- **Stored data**
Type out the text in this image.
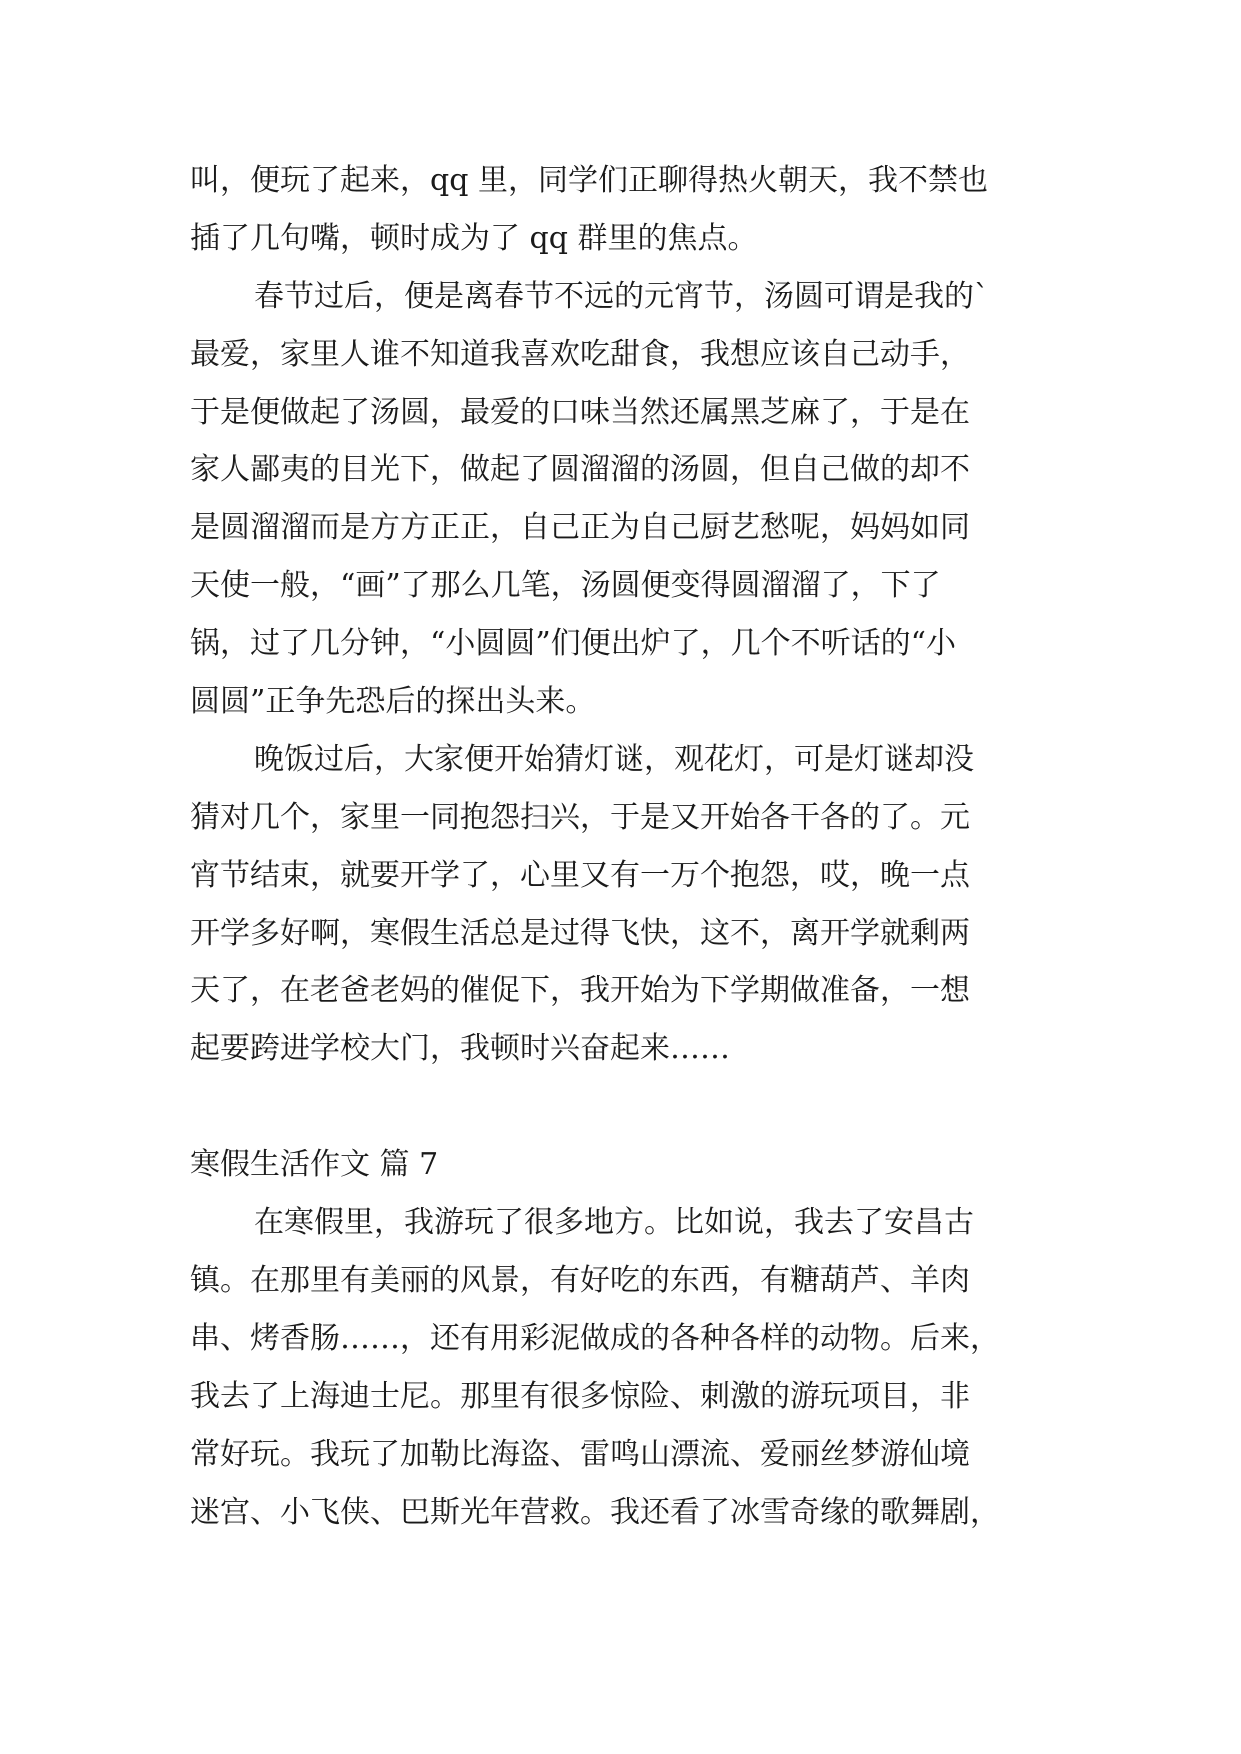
叫，便玩了起来，qq 里，同学们正聊得热火朝天，我不禁也
插了几句嘴，顿时成为了 qq 群里的焦点。
春节过后，便是离春节不远的元宵节，汤圆可谓是我的`
最爱，家里人谁不知道我喜欢吃甜食，我想应该自己动手，
于是便做起了汤圆，最爱的口味当然还属黑芝麻了，于是在
家人鄙夷的目光下，做起了圆溜溜的汤圆，但自己做的却不
是圆溜溜而是方方正正，自己正为自己厨艺愁呢，妈妈如同
天使一般，“画”了那么几笔，汤圆便变得圆溜溜了，下了
锅，过了几分钟，“小圆圆”们便出炉了，几个不听话的“小
圆圆”正争先恐后的探出头来。
晚饭过后，大家便开始猜灯谜，观花灯，可是灯谜却没
猜对几个，家里一同抱怨扫兴，于是又开始各干各的了。元
宵节结束，就要开学了，心里又有一万个抱怨，哎，晚一点
开学多好啊，寒假生活总是过得飞快，这不，离开学就剩两
天了，在老爸老妈的催促下，我开始为下学期做准备，一想
起要跨进学校大门，我顿时兴奋起来……
寒假生活作文 篇 7
在寒假里，我游玩了很多地方。比如说，我去了安昌古
镇。在那里有美丽的风景，有好吃的东西，有糖葫芦、羊肉
串、烤香肠……，还有用彩泥做成的各种各样的动物。后来，
我去了上海迪士尼。那里有很多惊险、刺激的游玩项目，非
常好玩。我玩了加勒比海盗、雷鸣山漂流、爱丽丝梦游仙境
迷宫、小飞侠、巴斯光年营救。我还看了冰雪奇缘的歌舞剧，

- **Exercise goal**
Repeat each entry exactly as given; no pictures belong in the copy.

- **Answer in full**
Type out the text in this image.
叫，便玩了起来，qq 里，同学们正聊得热火朝天，我不禁也
插了几句嘴，顿时成为了 qq 群里的焦点。
春节过后，便是离春节不远的元宵节，汤圆可谓是我的`
最爱，家里人谁不知道我喜欢吃甜食，我想应该自己动手，
于是便做起了汤圆，最爱的口味当然还属黑芝麻了，于是在
家人鄙夷的目光下，做起了圆溜溜的汤圆，但自己做的却不
是圆溜溜而是方方正正，自己正为自己厨艺愁呢，妈妈如同
天使一般，“画”了那么几笔，汤圆便变得圆溜溜了，下了
锅，过了几分钟，“小圆圆”们便出炉了，几个不听话的“小
圆圆”正争先恐后的探出头来。
晚饭过后，大家便开始猜灯谜，观花灯，可是灯谜却没
猜对几个，家里一同抱怨扫兴，于是又开始各干各的了。元
宵节结束，就要开学了，心里又有一万个抱怨，哎，晚一点
开学多好啊，寒假生活总是过得飞快，这不，离开学就剩两
天了，在老爸老妈的催促下，我开始为下学期做准备，一想
起要跨进学校大门，我顿时兴奋起来……
寒假生活作文 篇 7
在寒假里，我游玩了很多地方。比如说，我去了安昌古
镇。在那里有美丽的风景，有好吃的东西，有糖葫芦、羊肉
串、烤香肠……，还有用彩泥做成的各种各样的动物。后来，
我去了上海迪士尼。那里有很多惊险、刺激的游玩项目，非
常好玩。我玩了加勒比海盗、雷鸣山漂流、爱丽丝梦游仙境
迷宫、小飞侠、巴斯光年营救。我还看了冰雪奇缘的歌舞剧，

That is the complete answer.